▸ Set task
Each line of the data that includes the string "措施到位" is to be copied out.

(Dataset entries)
::::::::
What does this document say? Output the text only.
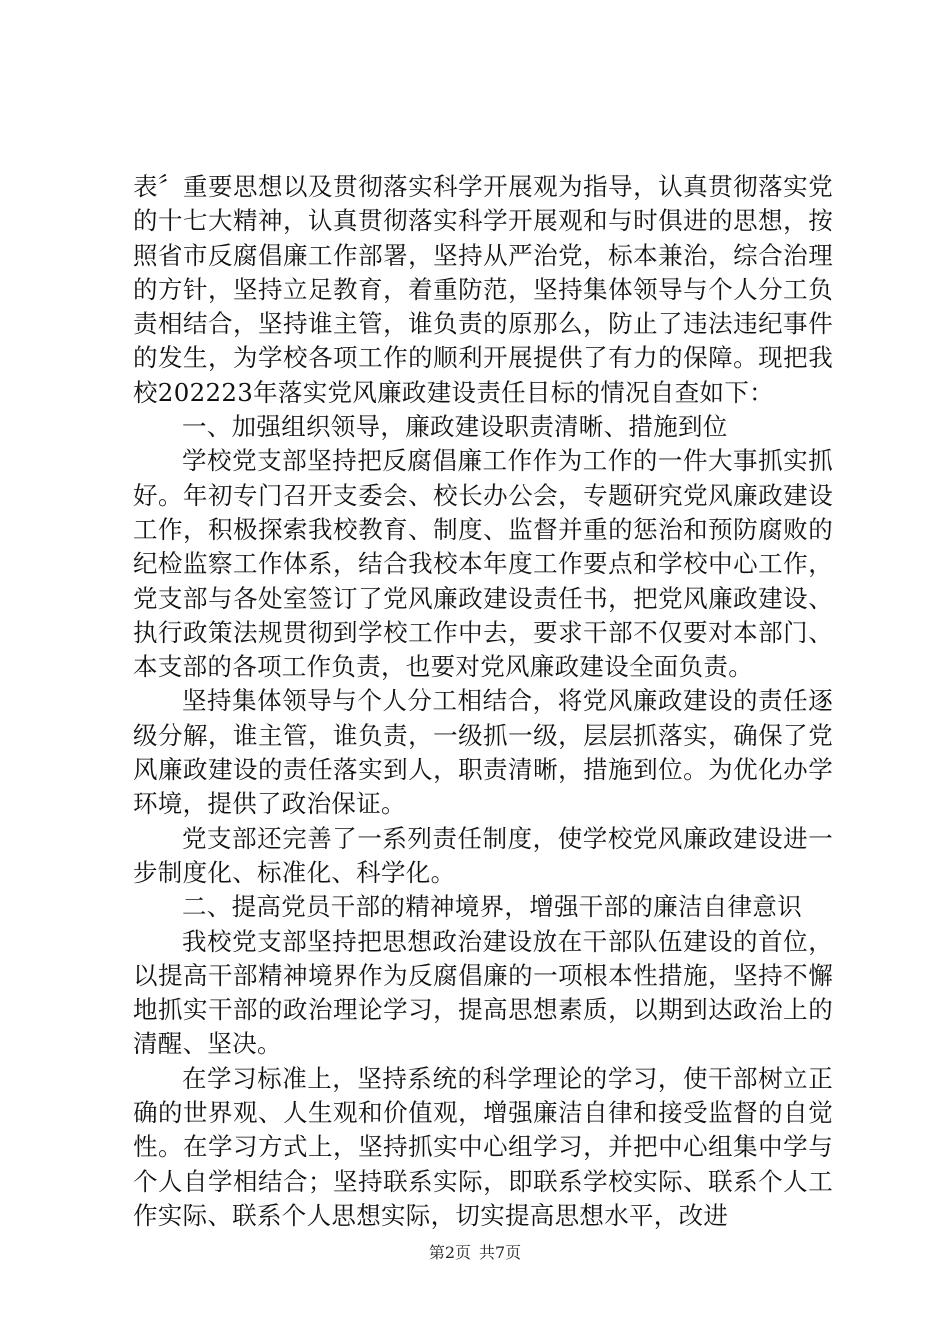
表〞重要思想以及贯彻落实科学开展观为指导，认真贯彻落实党的十七大精神，认真贯彻落实科学开展观和与时俱进的思想，按照省市反腐倡廉工作部署，坚持从严治党，标本兼治，综合治理的方针，坚持立足教育，着重防范，坚持集体领导与个人分工负责相结合，坚持谁主管，谁负责的原那么，防止了违法违纪事件的发生，为学校各项工作的顺利开展提供了有力的保障。现把我校202223年落实党风廉政建设责任目标的情况自查如下：

一、加强组织领导，廉政建设职责清晰、措施到位

学校党支部坚持把反腐倡廉工作作为工作的一件大事抓实抓好。年初专门召开支委会、校长办公会，专题研究党风廉政建设工作，积极探索我校教育、制度、监督并重的惩治和预防腐败的纪检监察工作体系，结合我校本年度工作要点和学校中心工作，党支部与各处室签订了党风廉政建设责任书，把党风廉政建设、执行政策法规贯彻到学校工作中去，要求干部不仅要对本部门、本支部的各项工作负责，也要对党风廉政建设全面负责。

坚持集体领导与个人分工相结合，将党风廉政建设的责任逐级分解，谁主管，谁负责，一级抓一级，层层抓落实，确保了党风廉政建设的责任落实到人，职责清晰，措施到位。为优化办学环境，提供了政治保证。

党支部还完善了一系列责任制度，使学校党风廉政建设进一步制度化、标准化、科学化。

二、提高党员干部的精神境界，增强干部的廉洁自律意识

我校党支部坚持把思想政治建设放在干部队伍建设的首位，以提高干部精神境界作为反腐倡廉的一项根本性措施，坚持不懈地抓实干部的政治理论学习，提高思想素质，以期到达政治上的清醒、坚决。

在学习标准上，坚持系统的科学理论的学习，使干部树立正确的世界观、人生观和价值观，增强廉洁自律和接受监督的自觉性。在学习方式上，坚持抓实中心组学习，并把中心组集中学与个人自学相结合；坚持联系实际，即联系学校实际、联系个人工作实际、联系个人思想实际，切实提高思想水平，改进

第2页 共7页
::::::::
▸ Exercise solution
一、加强组织领导，廉政建设职责清晰、措施到位
坚持集体领导与个人分工相结合，将党风廉政建设的责任逐级分解，谁主管，谁负责，一级抓一级，层层抓落实，确保了党风廉政建设的责任落实到人，职责清晰，措施到位。为优化办学环境，提供了政治保证。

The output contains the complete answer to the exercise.